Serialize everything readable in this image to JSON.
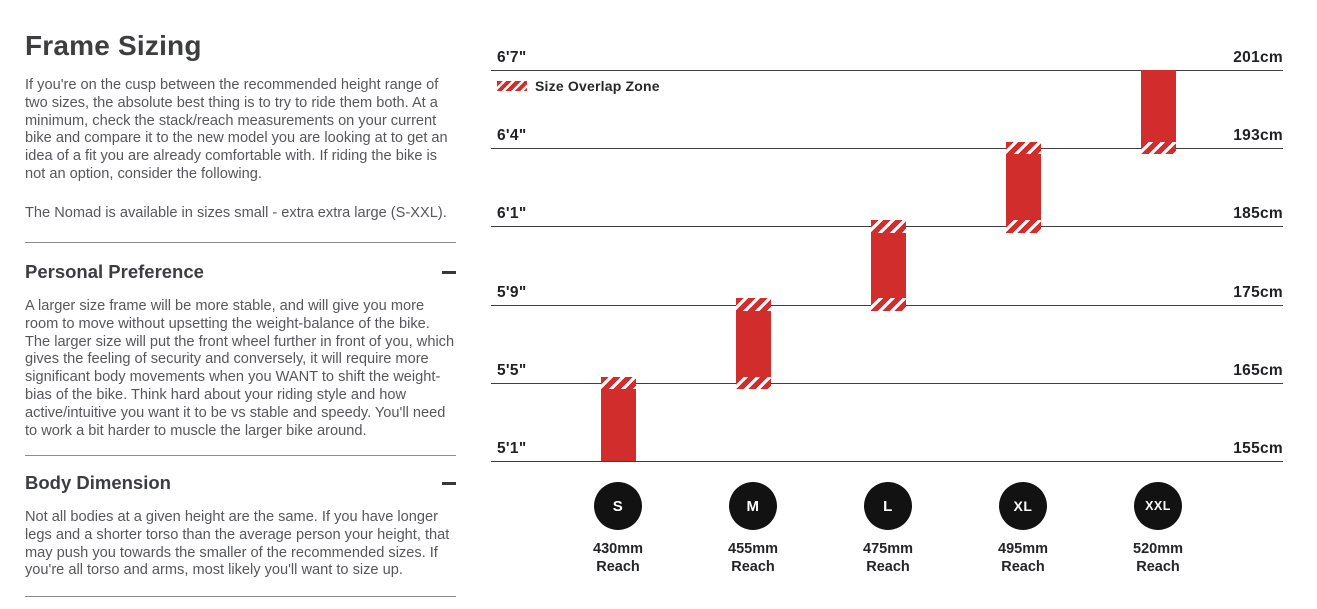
{
  "left_panel": {
    "title": "Frame Sizing",
    "intro_paragraph": "If you're on the cusp between the recommended height range of two sizes, the absolute best thing is to try to ride them both. At a minimum, check the stack/reach measurements on your current bike and compare it to the new model you are looking at to get an idea of a fit you are already comfortable with. If riding the bike is not an option, consider the following.",
    "availability_paragraph": "The Nomad is available in sizes small - extra extra large (S-XXL).",
    "sections": [
      {
        "heading": "Personal Preference",
        "toggle_state": "expanded",
        "body": "A larger size frame will be more stable, and will give you more room to move without upsetting the weight-balance of the bike. The larger size will put the front wheel further in front of you, which gives the feeling of security and conversely, it will require more significant body movements when you WANT to shift the weight-bias of the bike. Think hard about your riding style and how active/intuitive you want it to be vs stable and speedy. You'll need to work a bit harder to muscle the larger bike around."
      },
      {
        "heading": "Body Dimension",
        "toggle_state": "expanded",
        "body": "Not all bodies at a given height are the same. If you have longer legs and a shorter torso than the average person your height, that may push you towards the smaller of the recommended sizes. If you're all torso and arms, most likely you'll want to size up."
      }
    ]
  },
  "chart_data": {
    "type": "bar",
    "title": "",
    "legend": {
      "label": "Size Overlap Zone",
      "swatch": "red-diagonal-hatch",
      "position": "top-left"
    },
    "reach_suffix": "Reach",
    "axis_rows": [
      {
        "row": 0,
        "imperial": "5'1\"",
        "metric": "155cm"
      },
      {
        "row": 1,
        "imperial": "5'5\"",
        "metric": "165cm"
      },
      {
        "row": 2,
        "imperial": "5'9\"",
        "metric": "175cm"
      },
      {
        "row": 3,
        "imperial": "6'1\"",
        "metric": "185cm"
      },
      {
        "row": 4,
        "imperial": "6'4\"",
        "metric": "193cm"
      },
      {
        "row": 5,
        "imperial": "6'7\"",
        "metric": "201cm"
      }
    ],
    "sizes": [
      {
        "label": "S",
        "reach": "430mm",
        "height_range_imperial": "5'1\"-5'5\"",
        "height_range_metric": "155-165cm",
        "bar": {
          "bottom_row": 0,
          "top_row": 1.08,
          "hatch_bottom": false,
          "hatch_top": true
        }
      },
      {
        "label": "M",
        "reach": "455mm",
        "height_range_imperial": "5'5\"-5'9\"",
        "height_range_metric": "165-175cm",
        "bar": {
          "bottom_row": 0.92,
          "top_row": 2.08,
          "hatch_bottom": true,
          "hatch_top": true
        }
      },
      {
        "label": "L",
        "reach": "475mm",
        "height_range_imperial": "5'9\"-6'1\"",
        "height_range_metric": "175-185cm",
        "bar": {
          "bottom_row": 1.92,
          "top_row": 3.08,
          "hatch_bottom": true,
          "hatch_top": true
        }
      },
      {
        "label": "XL",
        "reach": "495mm",
        "height_range_imperial": "6'1\"-6'4\"",
        "height_range_metric": "185-193cm",
        "bar": {
          "bottom_row": 2.92,
          "top_row": 4.08,
          "hatch_bottom": true,
          "hatch_top": true
        }
      },
      {
        "label": "XXL",
        "reach": "520mm",
        "height_range_imperial": "6'4\"-6'7\"",
        "height_range_metric": "193-201cm",
        "bar": {
          "bottom_row": 3.92,
          "top_row": 5.0,
          "hatch_bottom": true,
          "hatch_top": false
        }
      }
    ],
    "colors": {
      "bar": "#d22d2d",
      "grid_line": "#3f3f3f",
      "circle": "#121212",
      "circle_text": "#ffffff"
    }
  }
}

### [GOAL]
Copy the records above exactly, leaving out every picture.

### [RIGHT ANSWER]
Serialize everything readable in this image to JSON.
{
  "left_panel": {
    "title": "Frame Sizing",
    "intro_paragraph": "If you're on the cusp between the recommended height range of two sizes, the absolute best thing is to try to ride them both. At a minimum, check the stack/reach measurements on your current bike and compare it to the new model you are looking at to get an idea of a fit you are already comfortable with. If riding the bike is not an option, consider the following.",
    "availability_paragraph": "The Nomad is available in sizes small - extra extra large (S-XXL).",
    "sections": [
      {
        "heading": "Personal Preference",
        "toggle_state": "expanded",
        "body": "A larger size frame will be more stable, and will give you more room to move without upsetting the weight-balance of the bike. The larger size will put the front wheel further in front of you, which gives the feeling of security and conversely, it will require more significant body movements when you WANT to shift the weight-bias of the bike. Think hard about your riding style and how active/intuitive you want it to be vs stable and speedy. You'll need to work a bit harder to muscle the larger bike around."
      },
      {
        "heading": "Body Dimension",
        "toggle_state": "expanded",
        "body": "Not all bodies at a given height are the same. If you have longer legs and a shorter torso than the average person your height, that may push you towards the smaller of the recommended sizes. If you're all torso and arms, most likely you'll want to size up."
      }
    ]
  },
  "chart_data": {
    "type": "bar",
    "title": "",
    "legend": {
      "label": "Size Overlap Zone",
      "swatch": "red-diagonal-hatch",
      "position": "top-left"
    },
    "reach_suffix": "Reach",
    "axis_rows": [
      {
        "row": 0,
        "imperial": "5'1\"",
        "metric": "155cm"
      },
      {
        "row": 1,
        "imperial": "5'5\"",
        "metric": "165cm"
      },
      {
        "row": 2,
        "imperial": "5'9\"",
        "metric": "175cm"
      },
      {
        "row": 3,
        "imperial": "6'1\"",
        "metric": "185cm"
      },
      {
        "row": 4,
        "imperial": "6'4\"",
        "metric": "193cm"
      },
      {
        "row": 5,
        "imperial": "6'7\"",
        "metric": "201cm"
      }
    ],
    "sizes": [
      {
        "label": "S",
        "reach": "430mm",
        "height_range_imperial": "5'1\"-5'5\"",
        "height_range_metric": "155-165cm",
        "bar": {
          "bottom_row": 0,
          "top_row": 1.08,
          "hatch_bottom": false,
          "hatch_top": true
        }
      },
      {
        "label": "M",
        "reach": "455mm",
        "height_range_imperial": "5'5\"-5'9\"",
        "height_range_metric": "165-175cm",
        "bar": {
          "bottom_row": 0.92,
          "top_row": 2.08,
          "hatch_bottom": true,
          "hatch_top": true
        }
      },
      {
        "label": "L",
        "reach": "475mm",
        "height_range_imperial": "5'9\"-6'1\"",
        "height_range_metric": "175-185cm",
        "bar": {
          "bottom_row": 1.92,
          "top_row": 3.08,
          "hatch_bottom": true,
          "hatch_top": true
        }
      },
      {
        "label": "XL",
        "reach": "495mm",
        "height_range_imperial": "6'1\"-6'4\"",
        "height_range_metric": "185-193cm",
        "bar": {
          "bottom_row": 2.92,
          "top_row": 4.08,
          "hatch_bottom": true,
          "hatch_top": true
        }
      },
      {
        "label": "XXL",
        "reach": "520mm",
        "height_range_imperial": "6'4\"-6'7\"",
        "height_range_metric": "193-201cm",
        "bar": {
          "bottom_row": 3.92,
          "top_row": 5.0,
          "hatch_bottom": true,
          "hatch_top": false
        }
      }
    ],
    "colors": {
      "bar": "#d22d2d",
      "grid_line": "#3f3f3f",
      "circle": "#121212",
      "circle_text": "#ffffff"
    }
  }
}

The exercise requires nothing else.